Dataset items
════════════════

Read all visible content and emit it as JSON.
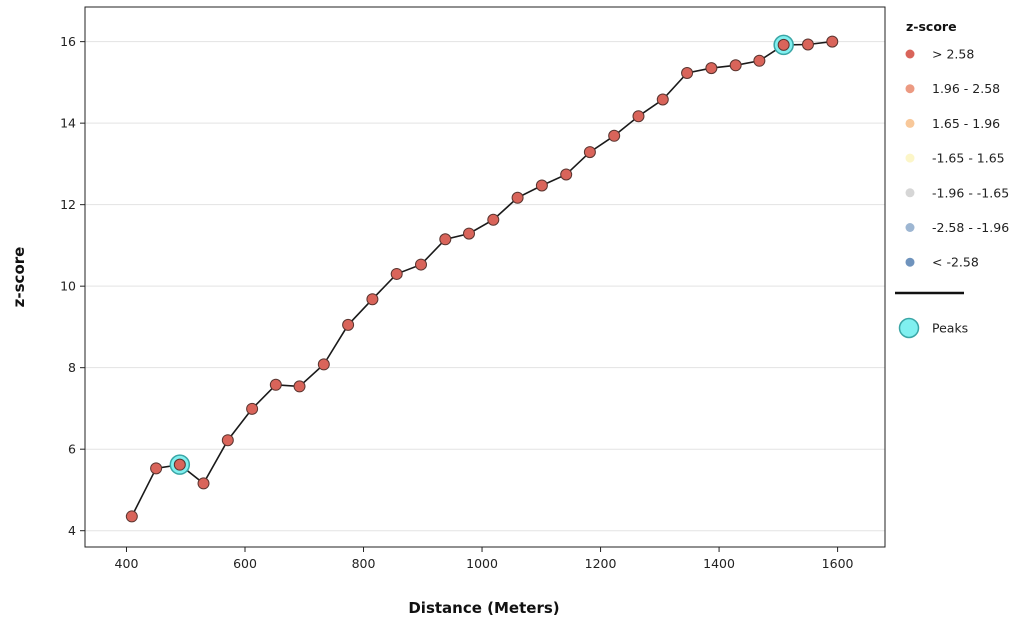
{
  "chart_data": {
    "type": "line",
    "xlabel": "Distance (Meters)",
    "ylabel": "z-score",
    "xlim": [
      330,
      1680
    ],
    "ylim": [
      3.6,
      16.85
    ],
    "xticks": [
      400,
      600,
      800,
      1000,
      1200,
      1400,
      1600
    ],
    "yticks": [
      4,
      6,
      8,
      10,
      12,
      14,
      16
    ],
    "grid": "horizontal",
    "series": [
      {
        "x": [
          409,
          450,
          490,
          530,
          571,
          612,
          652,
          692,
          733,
          774,
          815,
          856,
          897,
          938,
          978,
          1019,
          1060,
          1101,
          1142,
          1182,
          1223,
          1264,
          1305,
          1346,
          1387,
          1428,
          1468,
          1509,
          1550,
          1591
        ],
        "values": [
          4.35,
          5.53,
          5.62,
          5.16,
          6.22,
          6.99,
          7.58,
          7.54,
          8.08,
          9.05,
          9.68,
          10.3,
          10.53,
          11.15,
          11.29,
          11.63,
          12.17,
          12.47,
          12.74,
          13.29,
          13.69,
          14.17,
          14.58,
          15.23,
          15.35,
          15.42,
          15.53,
          15.92,
          15.93,
          16.0
        ],
        "line_color": "#1a1a1a",
        "marker_color": "#d9645a"
      }
    ],
    "peaks": {
      "x": [
        490,
        1509
      ],
      "values": [
        5.62,
        15.92
      ],
      "color": "#80f0f0"
    },
    "legend": {
      "placement": "right",
      "title": "z-score",
      "entries": [
        {
          "label": "> 2.58",
          "color": "#d9645a"
        },
        {
          "label": "1.96 - 2.58",
          "color": "#ec9a82"
        },
        {
          "label": "1.65 - 1.96",
          "color": "#f8c89a"
        },
        {
          "label": "-1.65 - 1.65",
          "color": "#fcf6c8"
        },
        {
          "label": "-1.96 - -1.65",
          "color": "#d6d6d6"
        },
        {
          "label": "-2.58 - -1.96",
          "color": "#9db6d2"
        },
        {
          "label": "< -2.58",
          "color": "#6f93bd"
        }
      ],
      "peaks_label": "Peaks"
    }
  }
}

════════════════

Copy out the entries verbatim and leave the images out.

Read all visible content and emit it as JSON.
{
  "chart_data": {
    "type": "line",
    "xlabel": "Distance (Meters)",
    "ylabel": "z-score",
    "xlim": [
      330,
      1680
    ],
    "ylim": [
      3.6,
      16.85
    ],
    "xticks": [
      400,
      600,
      800,
      1000,
      1200,
      1400,
      1600
    ],
    "yticks": [
      4,
      6,
      8,
      10,
      12,
      14,
      16
    ],
    "grid": "horizontal",
    "series": [
      {
        "x": [
          409,
          450,
          490,
          530,
          571,
          612,
          652,
          692,
          733,
          774,
          815,
          856,
          897,
          938,
          978,
          1019,
          1060,
          1101,
          1142,
          1182,
          1223,
          1264,
          1305,
          1346,
          1387,
          1428,
          1468,
          1509,
          1550,
          1591
        ],
        "values": [
          4.35,
          5.53,
          5.62,
          5.16,
          6.22,
          6.99,
          7.58,
          7.54,
          8.08,
          9.05,
          9.68,
          10.3,
          10.53,
          11.15,
          11.29,
          11.63,
          12.17,
          12.47,
          12.74,
          13.29,
          13.69,
          14.17,
          14.58,
          15.23,
          15.35,
          15.42,
          15.53,
          15.92,
          15.93,
          16.0
        ],
        "line_color": "#1a1a1a",
        "marker_color": "#d9645a"
      }
    ],
    "peaks": {
      "x": [
        490,
        1509
      ],
      "values": [
        5.62,
        15.92
      ],
      "color": "#80f0f0"
    },
    "legend": {
      "placement": "right",
      "title": "z-score",
      "entries": [
        {
          "label": "> 2.58",
          "color": "#d9645a"
        },
        {
          "label": "1.96 - 2.58",
          "color": "#ec9a82"
        },
        {
          "label": "1.65 - 1.96",
          "color": "#f8c89a"
        },
        {
          "label": "-1.65 - 1.65",
          "color": "#fcf6c8"
        },
        {
          "label": "-1.96 - -1.65",
          "color": "#d6d6d6"
        },
        {
          "label": "-2.58 - -1.96",
          "color": "#9db6d2"
        },
        {
          "label": "< -2.58",
          "color": "#6f93bd"
        }
      ],
      "peaks_label": "Peaks"
    }
  }
}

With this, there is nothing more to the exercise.